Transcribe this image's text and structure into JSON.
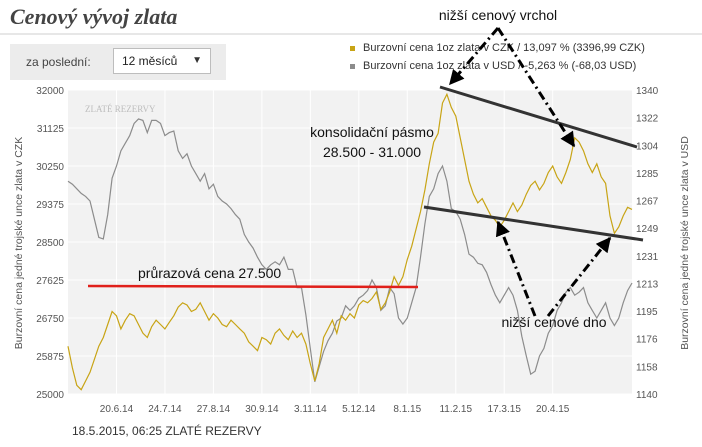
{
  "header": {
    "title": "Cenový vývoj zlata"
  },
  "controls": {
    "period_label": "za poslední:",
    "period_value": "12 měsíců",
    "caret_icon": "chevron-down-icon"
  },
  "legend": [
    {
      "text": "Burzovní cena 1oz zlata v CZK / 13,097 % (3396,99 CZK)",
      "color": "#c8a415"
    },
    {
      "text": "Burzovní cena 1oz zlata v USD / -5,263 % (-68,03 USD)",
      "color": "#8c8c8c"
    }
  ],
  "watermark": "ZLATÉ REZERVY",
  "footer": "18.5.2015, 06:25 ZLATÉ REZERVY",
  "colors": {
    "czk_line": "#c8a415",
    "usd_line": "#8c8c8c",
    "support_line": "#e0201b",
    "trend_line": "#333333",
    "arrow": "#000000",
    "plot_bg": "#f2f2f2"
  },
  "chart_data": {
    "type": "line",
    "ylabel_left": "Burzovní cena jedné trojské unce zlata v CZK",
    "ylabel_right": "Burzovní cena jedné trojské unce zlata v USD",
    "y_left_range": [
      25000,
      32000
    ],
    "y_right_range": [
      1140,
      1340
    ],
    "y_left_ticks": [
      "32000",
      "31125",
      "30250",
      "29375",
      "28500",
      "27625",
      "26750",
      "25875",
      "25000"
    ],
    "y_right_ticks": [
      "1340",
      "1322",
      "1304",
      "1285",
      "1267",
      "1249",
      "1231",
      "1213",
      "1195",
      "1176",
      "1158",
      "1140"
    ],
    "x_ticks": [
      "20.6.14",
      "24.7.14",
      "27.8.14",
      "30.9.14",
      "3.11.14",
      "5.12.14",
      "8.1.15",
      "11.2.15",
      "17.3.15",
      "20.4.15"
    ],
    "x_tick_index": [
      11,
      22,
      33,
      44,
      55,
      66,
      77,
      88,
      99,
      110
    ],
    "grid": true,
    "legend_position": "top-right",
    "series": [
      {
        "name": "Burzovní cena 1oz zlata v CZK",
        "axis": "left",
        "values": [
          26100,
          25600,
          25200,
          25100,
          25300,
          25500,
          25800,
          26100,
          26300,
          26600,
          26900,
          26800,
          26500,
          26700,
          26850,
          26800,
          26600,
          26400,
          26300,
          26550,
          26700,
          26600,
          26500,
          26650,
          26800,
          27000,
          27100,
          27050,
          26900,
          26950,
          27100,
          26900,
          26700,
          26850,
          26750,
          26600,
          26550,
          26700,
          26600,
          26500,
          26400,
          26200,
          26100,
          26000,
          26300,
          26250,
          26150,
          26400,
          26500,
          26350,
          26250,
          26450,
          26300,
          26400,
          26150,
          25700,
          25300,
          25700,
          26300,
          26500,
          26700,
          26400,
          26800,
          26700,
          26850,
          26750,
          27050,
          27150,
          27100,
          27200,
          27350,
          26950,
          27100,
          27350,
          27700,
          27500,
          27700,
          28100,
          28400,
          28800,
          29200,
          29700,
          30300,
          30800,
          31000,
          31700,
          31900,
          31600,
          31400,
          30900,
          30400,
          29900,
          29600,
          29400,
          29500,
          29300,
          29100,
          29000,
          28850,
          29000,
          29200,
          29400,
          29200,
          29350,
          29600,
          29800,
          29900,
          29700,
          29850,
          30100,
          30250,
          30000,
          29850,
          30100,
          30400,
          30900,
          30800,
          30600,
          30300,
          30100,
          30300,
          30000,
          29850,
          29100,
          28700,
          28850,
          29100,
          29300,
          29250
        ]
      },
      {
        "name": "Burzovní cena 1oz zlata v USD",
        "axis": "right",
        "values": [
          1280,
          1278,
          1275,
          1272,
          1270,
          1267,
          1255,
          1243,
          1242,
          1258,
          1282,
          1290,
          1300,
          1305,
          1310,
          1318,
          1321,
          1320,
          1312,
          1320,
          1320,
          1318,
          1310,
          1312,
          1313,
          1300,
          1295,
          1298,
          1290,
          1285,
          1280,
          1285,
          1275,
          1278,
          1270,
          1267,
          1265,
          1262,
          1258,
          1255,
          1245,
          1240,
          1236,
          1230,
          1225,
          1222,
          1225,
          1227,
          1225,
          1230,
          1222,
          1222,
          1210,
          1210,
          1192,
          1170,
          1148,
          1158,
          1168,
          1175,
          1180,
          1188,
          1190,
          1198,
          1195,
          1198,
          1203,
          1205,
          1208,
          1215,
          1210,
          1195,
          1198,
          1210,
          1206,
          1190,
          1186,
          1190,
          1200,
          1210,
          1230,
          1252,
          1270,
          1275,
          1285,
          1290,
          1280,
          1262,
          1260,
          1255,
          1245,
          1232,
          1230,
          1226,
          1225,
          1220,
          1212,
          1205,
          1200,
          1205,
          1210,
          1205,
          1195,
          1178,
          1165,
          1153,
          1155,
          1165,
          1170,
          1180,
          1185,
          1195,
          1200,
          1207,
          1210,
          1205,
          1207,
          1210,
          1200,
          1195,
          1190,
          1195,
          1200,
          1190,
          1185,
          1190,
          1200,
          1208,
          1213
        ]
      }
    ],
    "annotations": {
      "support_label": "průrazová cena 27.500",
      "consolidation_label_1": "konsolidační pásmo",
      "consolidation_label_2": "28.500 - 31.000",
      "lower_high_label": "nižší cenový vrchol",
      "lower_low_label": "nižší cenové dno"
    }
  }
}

#### REQUIRED TASK:
Restate each line of the records exactly; pictures do not belong in the copy.

#### EXPECTED ANSWER:
Transcribe this image's text and structure into JSON.
{
  "header": {
    "title": "Cenový vývoj zlata"
  },
  "controls": {
    "period_label": "za poslední:",
    "period_value": "12 měsíců",
    "caret_icon": "chevron-down-icon"
  },
  "legend": [
    {
      "text": "Burzovní cena 1oz zlata v CZK / 13,097 % (3396,99 CZK)",
      "color": "#c8a415"
    },
    {
      "text": "Burzovní cena 1oz zlata v USD / -5,263 % (-68,03 USD)",
      "color": "#8c8c8c"
    }
  ],
  "watermark": "ZLATÉ REZERVY",
  "footer": "18.5.2015, 06:25 ZLATÉ REZERVY",
  "colors": {
    "czk_line": "#c8a415",
    "usd_line": "#8c8c8c",
    "support_line": "#e0201b",
    "trend_line": "#333333",
    "arrow": "#000000",
    "plot_bg": "#f2f2f2"
  },
  "chart_data": {
    "type": "line",
    "ylabel_left": "Burzovní cena jedné trojské unce zlata v CZK",
    "ylabel_right": "Burzovní cena jedné trojské unce zlata v USD",
    "y_left_range": [
      25000,
      32000
    ],
    "y_right_range": [
      1140,
      1340
    ],
    "y_left_ticks": [
      "32000",
      "31125",
      "30250",
      "29375",
      "28500",
      "27625",
      "26750",
      "25875",
      "25000"
    ],
    "y_right_ticks": [
      "1340",
      "1322",
      "1304",
      "1285",
      "1267",
      "1249",
      "1231",
      "1213",
      "1195",
      "1176",
      "1158",
      "1140"
    ],
    "x_ticks": [
      "20.6.14",
      "24.7.14",
      "27.8.14",
      "30.9.14",
      "3.11.14",
      "5.12.14",
      "8.1.15",
      "11.2.15",
      "17.3.15",
      "20.4.15"
    ],
    "x_tick_index": [
      11,
      22,
      33,
      44,
      55,
      66,
      77,
      88,
      99,
      110
    ],
    "grid": true,
    "legend_position": "top-right",
    "series": [
      {
        "name": "Burzovní cena 1oz zlata v CZK",
        "axis": "left",
        "values": [
          26100,
          25600,
          25200,
          25100,
          25300,
          25500,
          25800,
          26100,
          26300,
          26600,
          26900,
          26800,
          26500,
          26700,
          26850,
          26800,
          26600,
          26400,
          26300,
          26550,
          26700,
          26600,
          26500,
          26650,
          26800,
          27000,
          27100,
          27050,
          26900,
          26950,
          27100,
          26900,
          26700,
          26850,
          26750,
          26600,
          26550,
          26700,
          26600,
          26500,
          26400,
          26200,
          26100,
          26000,
          26300,
          26250,
          26150,
          26400,
          26500,
          26350,
          26250,
          26450,
          26300,
          26400,
          26150,
          25700,
          25300,
          25700,
          26300,
          26500,
          26700,
          26400,
          26800,
          26700,
          26850,
          26750,
          27050,
          27150,
          27100,
          27200,
          27350,
          26950,
          27100,
          27350,
          27700,
          27500,
          27700,
          28100,
          28400,
          28800,
          29200,
          29700,
          30300,
          30800,
          31000,
          31700,
          31900,
          31600,
          31400,
          30900,
          30400,
          29900,
          29600,
          29400,
          29500,
          29300,
          29100,
          29000,
          28850,
          29000,
          29200,
          29400,
          29200,
          29350,
          29600,
          29800,
          29900,
          29700,
          29850,
          30100,
          30250,
          30000,
          29850,
          30100,
          30400,
          30900,
          30800,
          30600,
          30300,
          30100,
          30300,
          30000,
          29850,
          29100,
          28700,
          28850,
          29100,
          29300,
          29250
        ]
      },
      {
        "name": "Burzovní cena 1oz zlata v USD",
        "axis": "right",
        "values": [
          1280,
          1278,
          1275,
          1272,
          1270,
          1267,
          1255,
          1243,
          1242,
          1258,
          1282,
          1290,
          1300,
          1305,
          1310,
          1318,
          1321,
          1320,
          1312,
          1320,
          1320,
          1318,
          1310,
          1312,
          1313,
          1300,
          1295,
          1298,
          1290,
          1285,
          1280,
          1285,
          1275,
          1278,
          1270,
          1267,
          1265,
          1262,
          1258,
          1255,
          1245,
          1240,
          1236,
          1230,
          1225,
          1222,
          1225,
          1227,
          1225,
          1230,
          1222,
          1222,
          1210,
          1210,
          1192,
          1170,
          1148,
          1158,
          1168,
          1175,
          1180,
          1188,
          1190,
          1198,
          1195,
          1198,
          1203,
          1205,
          1208,
          1215,
          1210,
          1195,
          1198,
          1210,
          1206,
          1190,
          1186,
          1190,
          1200,
          1210,
          1230,
          1252,
          1270,
          1275,
          1285,
          1290,
          1280,
          1262,
          1260,
          1255,
          1245,
          1232,
          1230,
          1226,
          1225,
          1220,
          1212,
          1205,
          1200,
          1205,
          1210,
          1205,
          1195,
          1178,
          1165,
          1153,
          1155,
          1165,
          1170,
          1180,
          1185,
          1195,
          1200,
          1207,
          1210,
          1205,
          1207,
          1210,
          1200,
          1195,
          1190,
          1195,
          1200,
          1190,
          1185,
          1190,
          1200,
          1208,
          1213
        ]
      }
    ],
    "annotations": {
      "support_label": "průrazová cena 27.500",
      "consolidation_label_1": "konsolidační pásmo",
      "consolidation_label_2": "28.500 - 31.000",
      "lower_high_label": "nižší cenový vrchol",
      "lower_low_label": "nižší cenové dno"
    }
  }
}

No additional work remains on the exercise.